━━━ Dataset rows ━━━

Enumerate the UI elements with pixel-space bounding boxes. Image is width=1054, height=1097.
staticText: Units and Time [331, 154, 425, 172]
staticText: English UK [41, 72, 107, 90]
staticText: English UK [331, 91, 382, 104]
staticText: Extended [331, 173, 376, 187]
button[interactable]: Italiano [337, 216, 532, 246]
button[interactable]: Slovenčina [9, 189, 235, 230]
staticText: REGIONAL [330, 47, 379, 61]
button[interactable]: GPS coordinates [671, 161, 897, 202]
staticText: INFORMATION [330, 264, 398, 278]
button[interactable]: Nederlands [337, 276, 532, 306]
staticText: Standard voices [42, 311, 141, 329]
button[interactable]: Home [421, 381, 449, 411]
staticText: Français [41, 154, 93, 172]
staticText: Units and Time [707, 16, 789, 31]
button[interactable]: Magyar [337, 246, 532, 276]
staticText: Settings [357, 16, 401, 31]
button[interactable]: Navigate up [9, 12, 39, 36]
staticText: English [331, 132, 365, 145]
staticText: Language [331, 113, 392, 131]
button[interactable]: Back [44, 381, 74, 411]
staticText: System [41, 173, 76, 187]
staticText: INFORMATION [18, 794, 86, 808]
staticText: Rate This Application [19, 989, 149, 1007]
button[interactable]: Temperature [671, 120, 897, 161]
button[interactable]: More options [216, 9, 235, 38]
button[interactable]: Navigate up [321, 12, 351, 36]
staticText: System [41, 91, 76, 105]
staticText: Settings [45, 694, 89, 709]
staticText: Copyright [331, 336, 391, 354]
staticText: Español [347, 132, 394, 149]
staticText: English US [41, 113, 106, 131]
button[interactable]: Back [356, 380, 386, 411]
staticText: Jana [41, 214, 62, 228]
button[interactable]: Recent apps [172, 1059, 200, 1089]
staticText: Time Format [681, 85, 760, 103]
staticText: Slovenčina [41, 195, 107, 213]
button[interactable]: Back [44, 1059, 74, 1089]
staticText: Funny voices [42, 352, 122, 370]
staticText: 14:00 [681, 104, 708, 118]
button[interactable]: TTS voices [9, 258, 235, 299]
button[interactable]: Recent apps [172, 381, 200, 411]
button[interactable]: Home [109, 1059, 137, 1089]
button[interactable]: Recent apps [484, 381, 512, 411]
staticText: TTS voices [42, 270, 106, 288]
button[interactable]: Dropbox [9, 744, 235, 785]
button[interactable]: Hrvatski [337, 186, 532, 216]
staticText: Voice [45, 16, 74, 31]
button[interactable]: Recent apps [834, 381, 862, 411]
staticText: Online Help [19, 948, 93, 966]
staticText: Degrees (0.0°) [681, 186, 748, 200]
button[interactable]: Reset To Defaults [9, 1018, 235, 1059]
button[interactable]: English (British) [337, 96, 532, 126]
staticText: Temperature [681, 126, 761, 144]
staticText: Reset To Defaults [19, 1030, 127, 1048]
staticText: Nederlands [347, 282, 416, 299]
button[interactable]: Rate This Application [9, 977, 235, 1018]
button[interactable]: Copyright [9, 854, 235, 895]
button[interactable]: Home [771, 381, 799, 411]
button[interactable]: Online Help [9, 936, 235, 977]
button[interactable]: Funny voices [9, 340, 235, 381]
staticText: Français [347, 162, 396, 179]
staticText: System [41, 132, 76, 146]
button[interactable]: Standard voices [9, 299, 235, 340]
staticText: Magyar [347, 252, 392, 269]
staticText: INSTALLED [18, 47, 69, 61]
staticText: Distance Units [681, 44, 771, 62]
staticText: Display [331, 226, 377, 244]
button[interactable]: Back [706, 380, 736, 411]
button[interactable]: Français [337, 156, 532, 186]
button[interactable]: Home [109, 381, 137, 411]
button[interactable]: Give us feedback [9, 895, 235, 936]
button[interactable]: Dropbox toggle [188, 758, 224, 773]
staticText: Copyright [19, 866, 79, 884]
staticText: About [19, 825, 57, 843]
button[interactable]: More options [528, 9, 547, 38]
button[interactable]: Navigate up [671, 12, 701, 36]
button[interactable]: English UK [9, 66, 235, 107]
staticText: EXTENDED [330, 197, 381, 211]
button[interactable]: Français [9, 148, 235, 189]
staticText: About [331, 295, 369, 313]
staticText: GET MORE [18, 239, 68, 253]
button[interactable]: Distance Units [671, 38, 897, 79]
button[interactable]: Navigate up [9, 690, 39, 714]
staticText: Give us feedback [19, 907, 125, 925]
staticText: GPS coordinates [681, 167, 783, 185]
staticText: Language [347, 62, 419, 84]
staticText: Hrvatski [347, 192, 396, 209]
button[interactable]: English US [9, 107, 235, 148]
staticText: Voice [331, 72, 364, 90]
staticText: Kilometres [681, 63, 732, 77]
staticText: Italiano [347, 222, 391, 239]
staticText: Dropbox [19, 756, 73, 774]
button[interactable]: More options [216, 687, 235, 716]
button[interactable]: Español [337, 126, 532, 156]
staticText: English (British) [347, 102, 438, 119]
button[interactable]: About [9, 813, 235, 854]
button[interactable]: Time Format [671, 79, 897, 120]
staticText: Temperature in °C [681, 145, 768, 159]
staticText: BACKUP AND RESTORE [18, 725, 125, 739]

━━━

**What the task asks:** Reproduce all of the rows above without changing a single character.

**Solution:**
Enumerate the UI elements with pixel-space bounding boxes. Image is width=1054, height=1097.
staticText: Units and Time [331, 154, 425, 172]
staticText: English UK [41, 72, 107, 90]
staticText: English UK [331, 91, 382, 104]
staticText: Extended [331, 173, 376, 187]
button[interactable]: Italiano [337, 216, 532, 246]
button[interactable]: Slovenčina [9, 189, 235, 230]
staticText: REGIONAL [330, 47, 379, 61]
button[interactable]: GPS coordinates [671, 161, 897, 202]
staticText: INFORMATION [330, 264, 398, 278]
button[interactable]: Nederlands [337, 276, 532, 306]
staticText: Standard voices [42, 311, 141, 329]
button[interactable]: Home [421, 381, 449, 411]
staticText: Français [41, 154, 93, 172]
staticText: Units and Time [707, 16, 789, 31]
button[interactable]: Magyar [337, 246, 532, 276]
staticText: Settings [357, 16, 401, 31]
button[interactable]: Navigate up [9, 12, 39, 36]
staticText: English [331, 132, 365, 145]
staticText: Language [331, 113, 392, 131]
button[interactable]: Back [44, 381, 74, 411]
staticText: System [41, 173, 76, 187]
staticText: INFORMATION [18, 794, 86, 808]
staticText: Rate This Application [19, 989, 149, 1007]
button[interactable]: Temperature [671, 120, 897, 161]
button[interactable]: More options [216, 9, 235, 38]
button[interactable]: Navigate up [321, 12, 351, 36]
staticText: System [41, 91, 76, 105]
staticText: Settings [45, 694, 89, 709]
staticText: Copyright [331, 336, 391, 354]
staticText: Español [347, 132, 394, 149]
staticText: English US [41, 113, 106, 131]
button[interactable]: Back [356, 380, 386, 411]
staticText: Jana [41, 214, 62, 228]
button[interactable]: Recent apps [172, 1059, 200, 1089]
staticText: Time Format [681, 85, 760, 103]
staticText: Slovenčina [41, 195, 107, 213]
button[interactable]: Back [44, 1059, 74, 1089]
staticText: Funny voices [42, 352, 122, 370]
staticText: 14:00 [681, 104, 708, 118]
button[interactable]: TTS voices [9, 258, 235, 299]
button[interactable]: Recent apps [172, 381, 200, 411]
button[interactable]: Home [109, 1059, 137, 1089]
button[interactable]: Recent apps [484, 381, 512, 411]
staticText: TTS voices [42, 270, 106, 288]
button[interactable]: Dropbox [9, 744, 235, 785]
button[interactable]: Hrvatski [337, 186, 532, 216]
staticText: Voice [45, 16, 74, 31]
button[interactable]: Recent apps [834, 381, 862, 411]
staticText: Online Help [19, 948, 93, 966]
staticText: Degrees (0.0°) [681, 186, 748, 200]
button[interactable]: Reset To Defaults [9, 1018, 235, 1059]
button[interactable]: English (British) [337, 96, 532, 126]
staticText: Temperature [681, 126, 761, 144]
staticText: Reset To Defaults [19, 1030, 127, 1048]
staticText: Nederlands [347, 282, 416, 299]
button[interactable]: Rate This Application [9, 977, 235, 1018]
button[interactable]: Copyright [9, 854, 235, 895]
button[interactable]: Home [771, 381, 799, 411]
button[interactable]: Online Help [9, 936, 235, 977]
button[interactable]: Funny voices [9, 340, 235, 381]
staticText: Français [347, 162, 396, 179]
staticText: System [41, 132, 76, 146]
button[interactable]: Standard voices [9, 299, 235, 340]
staticText: Magyar [347, 252, 392, 269]
staticText: INSTALLED [18, 47, 69, 61]
staticText: Distance Units [681, 44, 771, 62]
staticText: Display [331, 226, 377, 244]
button[interactable]: Back [706, 380, 736, 411]
button[interactable]: Français [337, 156, 532, 186]
button[interactable]: Home [109, 381, 137, 411]
button[interactable]: Give us feedback [9, 895, 235, 936]
button[interactable]: Dropbox toggle [188, 758, 224, 773]
staticText: Copyright [19, 866, 79, 884]
staticText: About [19, 825, 57, 843]
button[interactable]: More options [528, 9, 547, 38]
button[interactable]: Navigate up [671, 12, 701, 36]
button[interactable]: English UK [9, 66, 235, 107]
staticText: EXTENDED [330, 197, 381, 211]
button[interactable]: Français [9, 148, 235, 189]
staticText: About [331, 295, 369, 313]
staticText: GET MORE [18, 239, 68, 253]
button[interactable]: Distance Units [671, 38, 897, 79]
button[interactable]: Navigate up [9, 690, 39, 714]
staticText: Give us feedback [19, 907, 125, 925]
staticText: GPS coordinates [681, 167, 783, 185]
staticText: Language [347, 62, 419, 84]
staticText: Hrvatski [347, 192, 396, 209]
button[interactable]: English US [9, 107, 235, 148]
staticText: Voice [331, 72, 364, 90]
staticText: Kilometres [681, 63, 732, 77]
staticText: Italiano [347, 222, 391, 239]
staticText: Dropbox [19, 756, 73, 774]
button[interactable]: More options [216, 687, 235, 716]
button[interactable]: Español [337, 126, 532, 156]
staticText: English (British) [347, 102, 438, 119]
button[interactable]: About [9, 813, 235, 854]
button[interactable]: Time Format [671, 79, 897, 120]
staticText: Temperature in °C [681, 145, 768, 159]
staticText: BACKUP AND RESTORE [18, 725, 125, 739]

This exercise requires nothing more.